• **What you are asked to do**: The entries below are to be transcribed in full, without their images.

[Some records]
▼▼▼

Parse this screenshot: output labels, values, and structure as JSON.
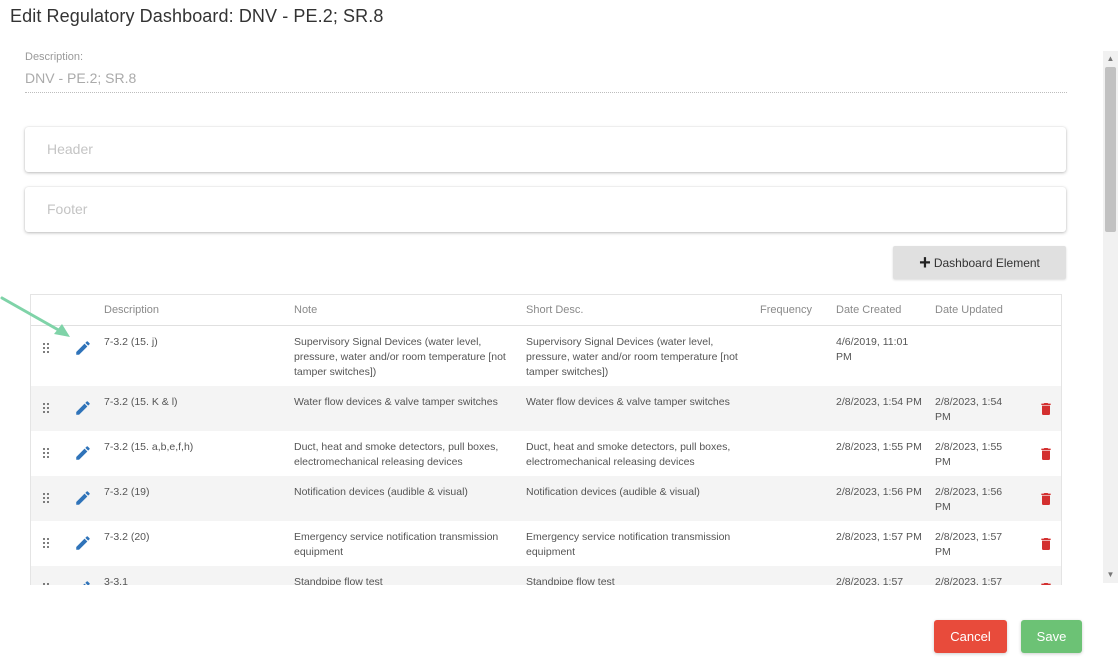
{
  "title": "Edit Regulatory Dashboard: DNV - PE.2; SR.8",
  "description": {
    "label": "Description:",
    "value": "DNV - PE.2; SR.8"
  },
  "header_placeholder": "Header",
  "footer_placeholder": "Footer",
  "add_button_label": "Dashboard Element",
  "table": {
    "columns": [
      "Description",
      "Note",
      "Short Desc.",
      "Frequency",
      "Date Created",
      "Date Updated"
    ],
    "rows": [
      {
        "description": "7-3.2 (15. j)",
        "note": "Supervisory Signal Devices (water level, pressure, water and/or room temperature [not tamper switches])",
        "short_desc": "Supervisory Signal Devices (water level, pressure, water and/or room temperature [not tamper switches])",
        "frequency": "",
        "date_created": "4/6/2019, 11:01 PM",
        "date_updated": ""
      },
      {
        "description": "7-3.2 (15. K & l)",
        "note": "Water flow devices & valve tamper switches",
        "short_desc": "Water flow devices & valve tamper switches",
        "frequency": "",
        "date_created": "2/8/2023, 1:54 PM",
        "date_updated": "2/8/2023, 1:54 PM"
      },
      {
        "description": "7-3.2 (15. a,b,e,f,h)",
        "note": "Duct, heat and smoke detectors, pull boxes, electromechanical releasing devices",
        "short_desc": "Duct, heat and smoke detectors, pull boxes, electromechanical releasing devices",
        "frequency": "",
        "date_created": "2/8/2023, 1:55 PM",
        "date_updated": "2/8/2023, 1:55 PM"
      },
      {
        "description": "7-3.2 (19)",
        "note": "Notification devices (audible & visual)",
        "short_desc": "Notification devices (audible & visual)",
        "frequency": "",
        "date_created": "2/8/2023, 1:56 PM",
        "date_updated": "2/8/2023, 1:56 PM"
      },
      {
        "description": "7-3.2 (20)",
        "note": "Emergency service notification transmission equipment",
        "short_desc": "Emergency service notification transmission equipment",
        "frequency": "",
        "date_created": "2/8/2023, 1:57 PM",
        "date_updated": "2/8/2023, 1:57 PM"
      },
      {
        "description": "3-3.1",
        "note": "Standpipe flow test",
        "short_desc": "Standpipe flow test",
        "frequency": "",
        "date_created": "2/8/2023, 1:57",
        "date_updated": "2/8/2023, 1:57"
      }
    ]
  },
  "buttons": {
    "cancel": "Cancel",
    "save": "Save"
  },
  "colors": {
    "edit_icon": "#2f73b9",
    "trash_icon": "#d32f2f",
    "cancel": "#e84b3b",
    "save": "#6cc275",
    "arrow": "#7fd3a8"
  },
  "icons": {
    "edit": "pencil-icon",
    "delete": "trash-icon",
    "drag": "drag-handle-icon",
    "add": "plus-icon"
  }
}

▲▲▲

• **Result**:
Parse this screenshot: output labels, values, and structure as JSON.
{
  "title": "Edit Regulatory Dashboard: DNV - PE.2; SR.8",
  "description": {
    "label": "Description:",
    "value": "DNV - PE.2; SR.8"
  },
  "header_placeholder": "Header",
  "footer_placeholder": "Footer",
  "add_button_label": "Dashboard Element",
  "table": {
    "columns": [
      "Description",
      "Note",
      "Short Desc.",
      "Frequency",
      "Date Created",
      "Date Updated"
    ],
    "rows": [
      {
        "description": "7-3.2 (15. j)",
        "note": "Supervisory Signal Devices (water level, pressure, water and/or room temperature [not tamper switches])",
        "short_desc": "Supervisory Signal Devices (water level, pressure, water and/or room temperature [not tamper switches])",
        "frequency": "",
        "date_created": "4/6/2019, 11:01 PM",
        "date_updated": ""
      },
      {
        "description": "7-3.2 (15. K & l)",
        "note": "Water flow devices & valve tamper switches",
        "short_desc": "Water flow devices & valve tamper switches",
        "frequency": "",
        "date_created": "2/8/2023, 1:54 PM",
        "date_updated": "2/8/2023, 1:54 PM"
      },
      {
        "description": "7-3.2 (15. a,b,e,f,h)",
        "note": "Duct, heat and smoke detectors, pull boxes, electromechanical releasing devices",
        "short_desc": "Duct, heat and smoke detectors, pull boxes, electromechanical releasing devices",
        "frequency": "",
        "date_created": "2/8/2023, 1:55 PM",
        "date_updated": "2/8/2023, 1:55 PM"
      },
      {
        "description": "7-3.2 (19)",
        "note": "Notification devices (audible & visual)",
        "short_desc": "Notification devices (audible & visual)",
        "frequency": "",
        "date_created": "2/8/2023, 1:56 PM",
        "date_updated": "2/8/2023, 1:56 PM"
      },
      {
        "description": "7-3.2 (20)",
        "note": "Emergency service notification transmission equipment",
        "short_desc": "Emergency service notification transmission equipment",
        "frequency": "",
        "date_created": "2/8/2023, 1:57 PM",
        "date_updated": "2/8/2023, 1:57 PM"
      },
      {
        "description": "3-3.1",
        "note": "Standpipe flow test",
        "short_desc": "Standpipe flow test",
        "frequency": "",
        "date_created": "2/8/2023, 1:57",
        "date_updated": "2/8/2023, 1:57"
      }
    ]
  },
  "buttons": {
    "cancel": "Cancel",
    "save": "Save"
  },
  "colors": {
    "edit_icon": "#2f73b9",
    "trash_icon": "#d32f2f",
    "cancel": "#e84b3b",
    "save": "#6cc275",
    "arrow": "#7fd3a8"
  },
  "icons": {
    "edit": "pencil-icon",
    "delete": "trash-icon",
    "drag": "drag-handle-icon",
    "add": "plus-icon"
  }
}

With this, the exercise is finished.